:: TEXT SEGMENT ::

---*---

# Trade network analysis
**Brian Dew (brianwdew@gmail.com)**

`03_deg_dist.ipynb`

This notebook estimates an alpha value for the degree distribution for each product in each year.

The distribution of weighted indegree and outdegree is estimated as $p(x) = Cx^{-\alpha}$.

Powerlaw follows the methods described in [Clauset et al (2009)](https://arxiv.org/abs/0706.1062). 

---

METODO:

1. Add description of weighted outdegree centrality and what it represents!

#### Import packages

In [1]:
# uses panadas, networkx, powerlaw, and os packages
import pandas as pd
import networkx as nx
import powerlaw
import os
os.chdir('C:/Working/trade_network/data/')        # Change to working directory
if not os.path.exists( 'summary/.'):              # Creates folder in directory if missing.
    os.makedirs('summary/.')

---*---

:: DATA EXCERPTS ::
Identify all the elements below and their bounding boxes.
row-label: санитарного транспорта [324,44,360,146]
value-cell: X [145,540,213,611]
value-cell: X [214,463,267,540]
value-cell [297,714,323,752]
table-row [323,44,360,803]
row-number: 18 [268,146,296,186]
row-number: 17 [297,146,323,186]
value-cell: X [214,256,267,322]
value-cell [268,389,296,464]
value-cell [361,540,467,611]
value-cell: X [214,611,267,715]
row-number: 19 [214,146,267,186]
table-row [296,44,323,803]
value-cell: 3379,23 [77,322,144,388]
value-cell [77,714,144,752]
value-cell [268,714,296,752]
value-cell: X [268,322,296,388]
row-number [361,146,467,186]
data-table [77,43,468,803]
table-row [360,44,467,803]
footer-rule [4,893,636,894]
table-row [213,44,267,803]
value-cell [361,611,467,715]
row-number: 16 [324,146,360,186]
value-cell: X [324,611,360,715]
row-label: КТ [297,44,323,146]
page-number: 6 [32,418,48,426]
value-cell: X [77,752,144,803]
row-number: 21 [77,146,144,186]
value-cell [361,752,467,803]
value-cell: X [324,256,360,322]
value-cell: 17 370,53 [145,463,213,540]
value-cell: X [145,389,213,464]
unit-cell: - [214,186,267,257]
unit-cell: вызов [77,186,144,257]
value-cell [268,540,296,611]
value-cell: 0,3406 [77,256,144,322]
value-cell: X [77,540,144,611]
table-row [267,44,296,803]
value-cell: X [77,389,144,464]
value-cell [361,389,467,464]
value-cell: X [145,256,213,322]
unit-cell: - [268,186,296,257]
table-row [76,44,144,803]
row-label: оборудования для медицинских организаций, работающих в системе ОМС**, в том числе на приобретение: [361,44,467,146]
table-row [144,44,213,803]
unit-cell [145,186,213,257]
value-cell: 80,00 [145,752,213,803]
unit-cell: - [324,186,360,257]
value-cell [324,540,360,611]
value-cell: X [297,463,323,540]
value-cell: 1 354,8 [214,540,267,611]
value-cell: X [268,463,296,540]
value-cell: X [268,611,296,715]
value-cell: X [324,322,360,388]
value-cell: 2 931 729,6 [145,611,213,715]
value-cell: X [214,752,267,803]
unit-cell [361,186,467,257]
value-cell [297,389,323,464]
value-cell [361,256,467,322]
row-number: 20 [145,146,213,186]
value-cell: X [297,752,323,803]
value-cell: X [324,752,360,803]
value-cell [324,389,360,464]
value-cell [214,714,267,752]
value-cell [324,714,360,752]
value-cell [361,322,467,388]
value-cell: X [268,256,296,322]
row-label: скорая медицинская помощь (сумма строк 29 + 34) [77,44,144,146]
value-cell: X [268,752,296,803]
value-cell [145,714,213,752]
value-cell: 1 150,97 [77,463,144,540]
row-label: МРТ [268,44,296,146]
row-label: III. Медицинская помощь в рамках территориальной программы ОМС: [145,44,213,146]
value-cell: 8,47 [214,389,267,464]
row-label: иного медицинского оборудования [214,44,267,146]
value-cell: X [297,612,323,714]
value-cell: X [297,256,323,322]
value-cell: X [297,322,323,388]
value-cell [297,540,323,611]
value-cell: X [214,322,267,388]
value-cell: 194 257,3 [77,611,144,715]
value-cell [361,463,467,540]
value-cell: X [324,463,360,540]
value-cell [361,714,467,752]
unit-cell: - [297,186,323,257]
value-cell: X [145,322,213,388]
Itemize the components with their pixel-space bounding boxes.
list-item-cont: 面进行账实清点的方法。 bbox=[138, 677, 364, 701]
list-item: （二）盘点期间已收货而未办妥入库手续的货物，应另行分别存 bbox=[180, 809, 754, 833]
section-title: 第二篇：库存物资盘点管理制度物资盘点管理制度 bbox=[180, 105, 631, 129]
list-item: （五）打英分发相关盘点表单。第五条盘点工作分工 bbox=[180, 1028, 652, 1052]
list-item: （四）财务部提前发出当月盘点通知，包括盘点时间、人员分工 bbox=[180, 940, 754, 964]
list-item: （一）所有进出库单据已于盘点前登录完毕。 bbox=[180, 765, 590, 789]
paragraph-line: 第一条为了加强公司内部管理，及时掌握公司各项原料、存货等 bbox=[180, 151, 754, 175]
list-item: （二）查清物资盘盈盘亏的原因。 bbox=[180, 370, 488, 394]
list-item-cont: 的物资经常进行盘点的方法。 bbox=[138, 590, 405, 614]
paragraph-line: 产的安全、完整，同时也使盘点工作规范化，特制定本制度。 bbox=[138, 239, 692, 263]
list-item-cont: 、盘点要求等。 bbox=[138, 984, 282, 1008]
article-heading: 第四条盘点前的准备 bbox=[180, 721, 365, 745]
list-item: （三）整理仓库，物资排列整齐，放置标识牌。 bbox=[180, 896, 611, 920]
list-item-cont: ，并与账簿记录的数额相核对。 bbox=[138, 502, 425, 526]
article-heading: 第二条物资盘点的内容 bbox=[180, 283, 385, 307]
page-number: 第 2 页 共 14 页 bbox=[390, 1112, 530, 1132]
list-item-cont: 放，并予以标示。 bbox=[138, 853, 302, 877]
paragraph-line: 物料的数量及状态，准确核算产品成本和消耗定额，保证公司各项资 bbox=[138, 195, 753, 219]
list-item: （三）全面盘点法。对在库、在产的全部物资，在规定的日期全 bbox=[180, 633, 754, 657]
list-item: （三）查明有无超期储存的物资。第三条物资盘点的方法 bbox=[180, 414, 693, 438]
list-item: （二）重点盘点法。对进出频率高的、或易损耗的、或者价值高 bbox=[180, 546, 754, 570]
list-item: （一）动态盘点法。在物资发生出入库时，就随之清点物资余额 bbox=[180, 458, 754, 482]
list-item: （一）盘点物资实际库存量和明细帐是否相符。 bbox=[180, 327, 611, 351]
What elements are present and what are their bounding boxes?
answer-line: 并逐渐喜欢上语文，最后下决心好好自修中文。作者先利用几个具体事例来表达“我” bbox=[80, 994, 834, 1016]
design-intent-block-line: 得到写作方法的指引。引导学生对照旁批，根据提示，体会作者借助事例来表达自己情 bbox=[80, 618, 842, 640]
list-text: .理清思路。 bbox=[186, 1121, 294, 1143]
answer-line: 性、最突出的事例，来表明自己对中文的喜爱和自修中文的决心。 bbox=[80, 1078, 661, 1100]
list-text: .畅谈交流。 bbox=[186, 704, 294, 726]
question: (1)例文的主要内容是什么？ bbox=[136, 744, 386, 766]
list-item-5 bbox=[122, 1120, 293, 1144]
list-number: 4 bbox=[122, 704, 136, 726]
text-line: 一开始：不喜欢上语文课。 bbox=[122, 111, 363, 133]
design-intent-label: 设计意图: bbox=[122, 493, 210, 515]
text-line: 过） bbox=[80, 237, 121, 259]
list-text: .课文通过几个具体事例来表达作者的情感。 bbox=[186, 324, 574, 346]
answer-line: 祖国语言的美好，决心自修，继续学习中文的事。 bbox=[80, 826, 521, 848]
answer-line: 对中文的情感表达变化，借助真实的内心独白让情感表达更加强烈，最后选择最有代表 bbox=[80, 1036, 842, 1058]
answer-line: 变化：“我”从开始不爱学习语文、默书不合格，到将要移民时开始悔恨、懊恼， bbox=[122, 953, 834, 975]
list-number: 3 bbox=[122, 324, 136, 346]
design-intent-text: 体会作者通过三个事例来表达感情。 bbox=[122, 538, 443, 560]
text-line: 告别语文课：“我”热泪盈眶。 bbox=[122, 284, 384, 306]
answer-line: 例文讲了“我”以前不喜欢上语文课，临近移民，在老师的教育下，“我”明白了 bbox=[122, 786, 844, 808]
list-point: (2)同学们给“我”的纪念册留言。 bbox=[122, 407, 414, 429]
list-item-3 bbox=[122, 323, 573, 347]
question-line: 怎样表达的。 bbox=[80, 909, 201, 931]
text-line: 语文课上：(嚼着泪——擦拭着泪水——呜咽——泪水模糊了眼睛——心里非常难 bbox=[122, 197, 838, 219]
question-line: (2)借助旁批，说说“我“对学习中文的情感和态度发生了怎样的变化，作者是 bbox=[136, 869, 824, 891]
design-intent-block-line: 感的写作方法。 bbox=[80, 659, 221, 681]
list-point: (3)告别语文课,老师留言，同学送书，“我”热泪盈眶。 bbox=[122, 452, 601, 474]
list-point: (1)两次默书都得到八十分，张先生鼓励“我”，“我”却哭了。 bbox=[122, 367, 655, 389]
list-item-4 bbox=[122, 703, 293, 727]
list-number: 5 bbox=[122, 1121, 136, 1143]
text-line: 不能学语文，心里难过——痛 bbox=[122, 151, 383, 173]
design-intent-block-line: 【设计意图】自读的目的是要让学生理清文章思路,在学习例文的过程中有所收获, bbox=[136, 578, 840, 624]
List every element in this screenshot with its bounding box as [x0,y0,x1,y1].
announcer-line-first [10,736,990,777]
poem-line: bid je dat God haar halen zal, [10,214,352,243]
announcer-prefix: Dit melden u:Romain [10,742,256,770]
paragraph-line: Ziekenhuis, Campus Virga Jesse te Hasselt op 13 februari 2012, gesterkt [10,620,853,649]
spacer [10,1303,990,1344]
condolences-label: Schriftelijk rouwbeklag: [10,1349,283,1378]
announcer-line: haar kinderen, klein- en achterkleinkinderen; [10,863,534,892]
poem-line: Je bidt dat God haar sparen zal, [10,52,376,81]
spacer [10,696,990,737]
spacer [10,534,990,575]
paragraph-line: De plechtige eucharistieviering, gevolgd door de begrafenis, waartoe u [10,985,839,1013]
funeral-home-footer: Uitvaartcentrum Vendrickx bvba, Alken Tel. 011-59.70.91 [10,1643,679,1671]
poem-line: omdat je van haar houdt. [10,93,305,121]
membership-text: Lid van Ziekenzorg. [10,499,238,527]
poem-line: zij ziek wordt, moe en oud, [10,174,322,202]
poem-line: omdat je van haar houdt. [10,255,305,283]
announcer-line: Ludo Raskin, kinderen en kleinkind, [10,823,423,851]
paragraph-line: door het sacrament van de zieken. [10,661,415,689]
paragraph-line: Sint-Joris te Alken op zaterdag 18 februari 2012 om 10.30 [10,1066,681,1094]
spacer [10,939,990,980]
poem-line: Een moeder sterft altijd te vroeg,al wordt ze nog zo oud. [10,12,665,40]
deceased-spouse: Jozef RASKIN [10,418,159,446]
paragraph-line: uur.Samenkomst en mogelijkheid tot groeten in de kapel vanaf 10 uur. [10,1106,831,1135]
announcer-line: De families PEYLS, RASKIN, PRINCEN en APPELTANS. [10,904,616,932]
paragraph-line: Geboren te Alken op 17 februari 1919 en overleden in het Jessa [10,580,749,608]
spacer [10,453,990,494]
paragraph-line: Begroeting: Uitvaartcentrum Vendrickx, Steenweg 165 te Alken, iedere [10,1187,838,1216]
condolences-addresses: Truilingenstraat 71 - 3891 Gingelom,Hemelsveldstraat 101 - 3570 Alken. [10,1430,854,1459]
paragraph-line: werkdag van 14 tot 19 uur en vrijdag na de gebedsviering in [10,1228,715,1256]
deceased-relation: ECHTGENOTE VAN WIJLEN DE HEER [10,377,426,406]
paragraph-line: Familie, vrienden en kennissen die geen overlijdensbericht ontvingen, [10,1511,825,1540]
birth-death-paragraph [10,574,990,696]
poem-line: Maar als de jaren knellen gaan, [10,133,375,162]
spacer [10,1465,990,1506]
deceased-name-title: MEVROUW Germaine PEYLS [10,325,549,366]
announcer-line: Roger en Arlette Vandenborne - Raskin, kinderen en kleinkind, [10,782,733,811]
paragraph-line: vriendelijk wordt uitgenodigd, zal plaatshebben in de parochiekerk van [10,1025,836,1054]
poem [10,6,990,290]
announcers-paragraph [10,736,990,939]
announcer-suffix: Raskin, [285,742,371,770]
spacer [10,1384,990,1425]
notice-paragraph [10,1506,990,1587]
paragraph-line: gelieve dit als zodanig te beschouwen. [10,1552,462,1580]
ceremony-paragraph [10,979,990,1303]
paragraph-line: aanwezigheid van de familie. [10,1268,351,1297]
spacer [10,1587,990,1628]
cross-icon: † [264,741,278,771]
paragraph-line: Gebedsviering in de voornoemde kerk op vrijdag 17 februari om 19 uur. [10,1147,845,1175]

---*---

:: TASKS TO PERFORM ::
1. List every package that the import statements in the trade network analysis notebook bring in.
2. Proceed with the trade network analysis notebook, picking up after its last line.
The items have no connection to the trade network analysis notebook.

:: EXPECTED OUTPUTS ::
1. pandas, networkx, powerlaw, os

2.
#### Define alpha estimation function

This function uses a product ID, `prod` as an input. It builds a `networkx` network for the product, calculates the `out_degree` weighted to the USD value of trade `v` (in thousands), and finally estimates how well the weighted `out_degree` scores fit a power law distribution. The output is an alpha score for the product. 

Weighted outdegree:

Each country's USD export volume for each product as a share of total exports of all countries.

In [2]:
# Define function called deg_dist which calculates alpha value of degree distribution.
def deg_dist(prod):
    "Calculates the degree distribution for a product"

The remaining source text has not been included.